Requirement:
Omit all pictures. Copy the rest of the material exactly.
☆ ☆ ☆
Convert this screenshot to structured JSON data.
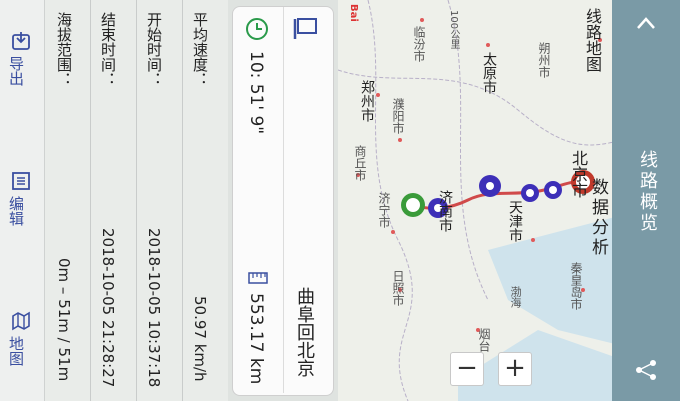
{
  "header": {
    "tabs": [
      {
        "label": "线路概览"
      },
      {
        "label": "数据分析"
      }
    ]
  },
  "map": {
    "logo_text": "Bai",
    "labels": {
      "route_map": "线路地图",
      "linfen": "临汾市",
      "taiyuan": "太原市",
      "shuozhou": "朔州市",
      "zhengzhou": "郑州市",
      "puyang": "濮阳市",
      "shangqiu": "商丘市",
      "jining": "济宁市",
      "jinan": "济南市",
      "tianjin": "天津市",
      "beijing": "北京市",
      "rizhao": "日照市",
      "qinhuangdao": "秦皇岛市",
      "bohai": "渤海",
      "yan": "烟台",
      "scale": "100公里"
    },
    "zoom_in": "+",
    "zoom_out": "−"
  },
  "card": {
    "route_name": "曲阜回北京",
    "duration": "10: 51' 9\"",
    "distance": "553.17 km",
    "pin_mark": "曲"
  },
  "details": {
    "rows": [
      {
        "label": "平均速度：",
        "value": "50.97 km/h"
      },
      {
        "label": "开始时间：",
        "value": "2018-10-05 10:37:18"
      },
      {
        "label": "结束时间：",
        "value": "2018-10-05 21:28:27"
      },
      {
        "label": "海拔范围：",
        "value": "0m – 51m / 51m"
      }
    ]
  },
  "toolbar": {
    "export_label": "导出",
    "edit_label": "编辑",
    "map_label": "地图"
  },
  "colors": {
    "accent": "#3a4fa0",
    "header_bg": "#7a9aa6",
    "start_marker": "#3a9b3a",
    "end_marker": "#c0392b",
    "route": "#d04a4a",
    "waypoint": "#3d2fb8"
  }
}
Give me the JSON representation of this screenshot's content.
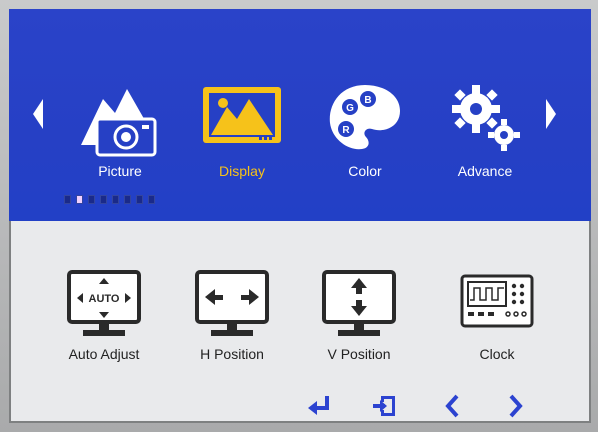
{
  "main_menu": {
    "items": [
      {
        "label": "Picture",
        "icon": "picture-icon",
        "active": false
      },
      {
        "label": "Display",
        "icon": "display-icon",
        "active": true
      },
      {
        "label": "Color",
        "icon": "color-palette-icon",
        "active": false
      },
      {
        "label": "Advance",
        "icon": "gears-icon",
        "active": false
      }
    ],
    "page_indicator": {
      "total": 8,
      "current": 2
    }
  },
  "submenu": {
    "items": [
      {
        "label": "Auto Adjust",
        "icon": "auto-adjust-icon",
        "icon_text": "AUTO"
      },
      {
        "label": "H Position",
        "icon": "h-position-icon"
      },
      {
        "label": "V Position",
        "icon": "v-position-icon"
      },
      {
        "label": "Clock",
        "icon": "clock-icon"
      }
    ]
  },
  "bottom_bar": {
    "items": [
      "enter-icon",
      "exit-icon",
      "left-chevron-icon",
      "right-chevron-icon"
    ]
  },
  "colors": {
    "menu_background": "#2640c5",
    "active_label": "#f6c21a",
    "icon_blue": "#2c43d0",
    "icon_white": "#ffffff",
    "icon_dark": "#2a2a2a"
  }
}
☆ ☆ ☆
Exercise output:
Convert this screenshot to structured JSON data.
{
  "header": {
    "tabs": [
      {
        "label": "线路概览"
      },
      {
        "label": "数据分析"
      }
    ]
  },
  "map": {
    "logo_text": "Bai",
    "labels": {
      "route_map": "线路地图",
      "linfen": "临汾市",
      "taiyuan": "太原市",
      "shuozhou": "朔州市",
      "zhengzhou": "郑州市",
      "puyang": "濮阳市",
      "shangqiu": "商丘市",
      "jining": "济宁市",
      "jinan": "济南市",
      "tianjin": "天津市",
      "beijing": "北京市",
      "rizhao": "日照市",
      "qinhuangdao": "秦皇岛市",
      "bohai": "渤海",
      "yan": "烟台",
      "scale": "100公里"
    },
    "zoom_in": "+",
    "zoom_out": "−"
  },
  "card": {
    "route_name": "曲阜回北京",
    "duration": "10: 51' 9\"",
    "distance": "553.17 km",
    "pin_mark": "曲"
  },
  "details": {
    "rows": [
      {
        "label": "平均速度：",
        "value": "50.97 km/h"
      },
      {
        "label": "开始时间：",
        "value": "2018-10-05 10:37:18"
      },
      {
        "label": "结束时间：",
        "value": "2018-10-05 21:28:27"
      },
      {
        "label": "海拔范围：",
        "value": "0m – 51m / 51m"
      }
    ]
  },
  "toolbar": {
    "export_label": "导出",
    "edit_label": "编辑",
    "map_label": "地图"
  },
  "colors": {
    "accent": "#3a4fa0",
    "header_bg": "#7a9aa6",
    "start_marker": "#3a9b3a",
    "end_marker": "#c0392b",
    "route": "#d04a4a",
    "waypoint": "#3d2fb8"
  }
}
Give me the JSON representation of this screenshot's content.
{
  "main_menu": {
    "items": [
      {
        "label": "Picture",
        "icon": "picture-icon",
        "active": false
      },
      {
        "label": "Display",
        "icon": "display-icon",
        "active": true
      },
      {
        "label": "Color",
        "icon": "color-palette-icon",
        "active": false
      },
      {
        "label": "Advance",
        "icon": "gears-icon",
        "active": false
      }
    ],
    "page_indicator": {
      "total": 8,
      "current": 2
    }
  },
  "submenu": {
    "items": [
      {
        "label": "Auto Adjust",
        "icon": "auto-adjust-icon",
        "icon_text": "AUTO"
      },
      {
        "label": "H Position",
        "icon": "h-position-icon"
      },
      {
        "label": "V Position",
        "icon": "v-position-icon"
      },
      {
        "label": "Clock",
        "icon": "clock-icon"
      }
    ]
  },
  "bottom_bar": {
    "items": [
      "enter-icon",
      "exit-icon",
      "left-chevron-icon",
      "right-chevron-icon"
    ]
  },
  "colors": {
    "menu_background": "#2640c5",
    "active_label": "#f6c21a",
    "icon_blue": "#2c43d0",
    "icon_white": "#ffffff",
    "icon_dark": "#2a2a2a"
  }
}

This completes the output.